> [PERINTAH]: Sajikan sebagai daftar bernomor seluruh baris dari awal item di bawah hingga baris yang memuat "spin-buttons[interactable]: ▲▼ — [622, 51, 636, 69]", dengan kedua batas tersebut disertakan dan baris kosong dihilangkan.
* * * * *
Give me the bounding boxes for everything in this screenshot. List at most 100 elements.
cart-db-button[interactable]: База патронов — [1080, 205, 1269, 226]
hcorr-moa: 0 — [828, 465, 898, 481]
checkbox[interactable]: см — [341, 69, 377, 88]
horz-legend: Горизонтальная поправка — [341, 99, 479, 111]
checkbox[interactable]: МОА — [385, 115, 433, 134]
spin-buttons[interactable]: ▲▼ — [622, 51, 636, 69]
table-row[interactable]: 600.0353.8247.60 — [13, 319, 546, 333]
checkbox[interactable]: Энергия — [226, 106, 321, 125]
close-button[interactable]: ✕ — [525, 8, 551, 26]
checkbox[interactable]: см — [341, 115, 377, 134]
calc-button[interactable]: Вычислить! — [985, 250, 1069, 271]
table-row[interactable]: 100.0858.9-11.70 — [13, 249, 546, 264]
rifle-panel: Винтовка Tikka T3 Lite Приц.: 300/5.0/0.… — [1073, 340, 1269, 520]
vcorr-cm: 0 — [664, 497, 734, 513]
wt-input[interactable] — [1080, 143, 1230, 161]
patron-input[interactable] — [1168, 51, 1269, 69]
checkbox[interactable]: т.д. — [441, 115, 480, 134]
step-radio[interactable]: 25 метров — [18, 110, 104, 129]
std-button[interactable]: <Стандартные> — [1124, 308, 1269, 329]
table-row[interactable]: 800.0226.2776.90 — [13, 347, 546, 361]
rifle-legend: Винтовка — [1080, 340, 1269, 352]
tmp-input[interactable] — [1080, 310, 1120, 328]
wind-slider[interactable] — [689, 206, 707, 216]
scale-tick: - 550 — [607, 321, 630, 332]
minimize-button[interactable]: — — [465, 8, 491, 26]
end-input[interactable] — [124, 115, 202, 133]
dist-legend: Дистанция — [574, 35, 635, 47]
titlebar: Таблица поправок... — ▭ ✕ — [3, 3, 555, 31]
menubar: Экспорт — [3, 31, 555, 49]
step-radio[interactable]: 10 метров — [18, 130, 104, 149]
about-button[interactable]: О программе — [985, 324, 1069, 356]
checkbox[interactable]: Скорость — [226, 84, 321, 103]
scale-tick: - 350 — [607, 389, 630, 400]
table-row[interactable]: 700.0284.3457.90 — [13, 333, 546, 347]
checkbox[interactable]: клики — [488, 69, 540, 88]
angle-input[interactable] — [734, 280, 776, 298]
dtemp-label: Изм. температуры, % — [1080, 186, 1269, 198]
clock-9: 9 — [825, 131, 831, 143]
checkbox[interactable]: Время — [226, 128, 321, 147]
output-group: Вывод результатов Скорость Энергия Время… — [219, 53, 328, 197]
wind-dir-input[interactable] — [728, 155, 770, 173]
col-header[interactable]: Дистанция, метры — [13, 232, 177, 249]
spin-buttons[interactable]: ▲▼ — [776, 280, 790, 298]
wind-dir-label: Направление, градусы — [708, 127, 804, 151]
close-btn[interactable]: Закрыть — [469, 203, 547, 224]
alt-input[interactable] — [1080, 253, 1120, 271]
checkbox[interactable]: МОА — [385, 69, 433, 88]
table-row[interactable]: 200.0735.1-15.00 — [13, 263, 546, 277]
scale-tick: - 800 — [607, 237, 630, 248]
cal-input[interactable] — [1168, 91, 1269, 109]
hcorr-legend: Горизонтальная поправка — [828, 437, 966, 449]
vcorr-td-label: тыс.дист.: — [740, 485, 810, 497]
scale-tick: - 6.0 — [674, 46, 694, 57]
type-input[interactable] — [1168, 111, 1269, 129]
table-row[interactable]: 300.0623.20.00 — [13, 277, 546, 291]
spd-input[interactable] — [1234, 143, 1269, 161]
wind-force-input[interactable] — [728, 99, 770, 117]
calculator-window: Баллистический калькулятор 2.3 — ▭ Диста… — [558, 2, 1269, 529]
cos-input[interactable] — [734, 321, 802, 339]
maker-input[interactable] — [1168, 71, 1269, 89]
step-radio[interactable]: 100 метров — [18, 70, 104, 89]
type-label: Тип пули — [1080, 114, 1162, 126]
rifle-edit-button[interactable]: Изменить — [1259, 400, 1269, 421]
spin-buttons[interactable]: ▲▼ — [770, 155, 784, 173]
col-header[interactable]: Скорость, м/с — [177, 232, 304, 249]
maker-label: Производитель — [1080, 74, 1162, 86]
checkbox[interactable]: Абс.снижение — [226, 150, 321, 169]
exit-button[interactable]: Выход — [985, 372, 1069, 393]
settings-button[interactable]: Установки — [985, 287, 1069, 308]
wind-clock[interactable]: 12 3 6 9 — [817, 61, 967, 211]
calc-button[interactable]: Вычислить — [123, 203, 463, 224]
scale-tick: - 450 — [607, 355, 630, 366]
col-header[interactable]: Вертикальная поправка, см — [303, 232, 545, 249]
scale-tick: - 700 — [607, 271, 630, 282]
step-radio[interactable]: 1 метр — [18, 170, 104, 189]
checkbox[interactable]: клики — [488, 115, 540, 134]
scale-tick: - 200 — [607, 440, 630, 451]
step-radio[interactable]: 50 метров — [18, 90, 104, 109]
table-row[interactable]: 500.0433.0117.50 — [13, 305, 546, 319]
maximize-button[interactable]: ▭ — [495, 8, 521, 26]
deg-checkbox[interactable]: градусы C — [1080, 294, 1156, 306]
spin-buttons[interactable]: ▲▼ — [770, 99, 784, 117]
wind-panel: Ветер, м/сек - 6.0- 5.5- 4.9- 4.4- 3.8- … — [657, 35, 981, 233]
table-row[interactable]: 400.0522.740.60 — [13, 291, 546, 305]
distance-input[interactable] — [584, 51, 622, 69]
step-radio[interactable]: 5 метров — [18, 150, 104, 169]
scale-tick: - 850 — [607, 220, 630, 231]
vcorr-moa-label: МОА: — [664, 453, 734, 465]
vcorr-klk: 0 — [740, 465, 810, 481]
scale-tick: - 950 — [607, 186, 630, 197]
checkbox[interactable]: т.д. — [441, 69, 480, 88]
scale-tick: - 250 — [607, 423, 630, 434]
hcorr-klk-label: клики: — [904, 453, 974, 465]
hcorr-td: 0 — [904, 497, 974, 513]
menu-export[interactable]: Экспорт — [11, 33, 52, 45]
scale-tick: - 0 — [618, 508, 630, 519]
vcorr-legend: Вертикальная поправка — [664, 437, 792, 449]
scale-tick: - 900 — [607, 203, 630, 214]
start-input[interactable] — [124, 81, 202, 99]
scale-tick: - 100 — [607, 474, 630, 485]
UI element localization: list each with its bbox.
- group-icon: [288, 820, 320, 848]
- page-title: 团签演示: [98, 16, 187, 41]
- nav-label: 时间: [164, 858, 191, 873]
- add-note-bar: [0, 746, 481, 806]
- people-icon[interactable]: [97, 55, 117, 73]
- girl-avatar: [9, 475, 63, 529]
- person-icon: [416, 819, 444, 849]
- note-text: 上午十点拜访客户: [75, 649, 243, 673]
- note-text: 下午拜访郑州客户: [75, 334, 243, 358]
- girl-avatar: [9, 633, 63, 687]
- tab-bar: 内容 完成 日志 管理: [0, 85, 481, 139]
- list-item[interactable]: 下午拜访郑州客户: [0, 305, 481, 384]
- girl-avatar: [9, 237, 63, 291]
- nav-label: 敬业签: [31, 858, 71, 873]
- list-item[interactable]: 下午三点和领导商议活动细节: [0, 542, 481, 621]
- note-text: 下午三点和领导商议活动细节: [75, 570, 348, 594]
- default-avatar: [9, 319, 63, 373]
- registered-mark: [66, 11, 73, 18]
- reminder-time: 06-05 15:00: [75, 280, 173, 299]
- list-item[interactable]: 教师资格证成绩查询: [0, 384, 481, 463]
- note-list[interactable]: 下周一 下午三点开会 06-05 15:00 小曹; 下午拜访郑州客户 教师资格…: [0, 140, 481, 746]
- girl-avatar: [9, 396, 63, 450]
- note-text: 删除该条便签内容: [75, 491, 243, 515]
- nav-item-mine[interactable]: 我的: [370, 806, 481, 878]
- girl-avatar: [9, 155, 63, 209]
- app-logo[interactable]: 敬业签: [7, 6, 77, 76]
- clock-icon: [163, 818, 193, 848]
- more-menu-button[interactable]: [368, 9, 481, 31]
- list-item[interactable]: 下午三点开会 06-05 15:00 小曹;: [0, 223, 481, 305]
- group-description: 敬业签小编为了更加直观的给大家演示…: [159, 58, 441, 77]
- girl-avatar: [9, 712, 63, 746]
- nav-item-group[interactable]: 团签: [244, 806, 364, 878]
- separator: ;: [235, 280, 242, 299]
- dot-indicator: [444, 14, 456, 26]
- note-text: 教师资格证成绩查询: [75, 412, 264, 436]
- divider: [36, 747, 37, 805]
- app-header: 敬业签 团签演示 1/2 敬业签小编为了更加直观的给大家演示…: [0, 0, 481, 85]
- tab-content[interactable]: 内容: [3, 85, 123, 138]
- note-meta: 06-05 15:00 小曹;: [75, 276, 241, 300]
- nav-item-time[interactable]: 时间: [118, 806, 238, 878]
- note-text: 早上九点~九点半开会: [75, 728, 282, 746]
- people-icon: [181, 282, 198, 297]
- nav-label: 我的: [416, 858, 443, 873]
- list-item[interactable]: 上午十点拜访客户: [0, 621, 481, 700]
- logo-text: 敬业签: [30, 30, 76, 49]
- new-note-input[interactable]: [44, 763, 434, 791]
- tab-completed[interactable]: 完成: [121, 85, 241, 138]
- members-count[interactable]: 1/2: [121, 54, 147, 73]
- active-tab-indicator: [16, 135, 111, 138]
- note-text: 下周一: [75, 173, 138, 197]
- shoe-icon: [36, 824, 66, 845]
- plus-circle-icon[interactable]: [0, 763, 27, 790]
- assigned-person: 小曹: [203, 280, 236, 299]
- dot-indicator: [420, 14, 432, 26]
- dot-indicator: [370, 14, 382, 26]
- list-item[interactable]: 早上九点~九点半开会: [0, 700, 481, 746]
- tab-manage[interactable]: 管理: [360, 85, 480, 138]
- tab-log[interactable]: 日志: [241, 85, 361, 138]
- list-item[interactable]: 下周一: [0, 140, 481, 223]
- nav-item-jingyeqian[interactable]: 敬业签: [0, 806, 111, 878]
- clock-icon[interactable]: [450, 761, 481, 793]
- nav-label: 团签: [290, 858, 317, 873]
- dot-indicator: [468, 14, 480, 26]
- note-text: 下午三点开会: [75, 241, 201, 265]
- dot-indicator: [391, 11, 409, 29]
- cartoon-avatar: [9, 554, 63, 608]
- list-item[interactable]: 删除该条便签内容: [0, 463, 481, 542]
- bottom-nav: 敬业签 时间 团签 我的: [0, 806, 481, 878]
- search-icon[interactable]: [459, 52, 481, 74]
* * * * *
> [HASIL PENGERJAAN]:
1. Give me the bounding boxes for everything in this screenshot. List at most 100 elements.
2. cart-db-button[interactable]: База патронов — [1080, 205, 1269, 226]
3. hcorr-moa: 0 — [828, 465, 898, 481]
4. checkbox[interactable]: см — [341, 69, 377, 88]
5. horz-legend: Горизонтальная поправка — [341, 99, 479, 111]
6. checkbox[interactable]: МОА — [385, 115, 433, 134]
7. spin-buttons[interactable]: ▲▼ — [622, 51, 636, 69]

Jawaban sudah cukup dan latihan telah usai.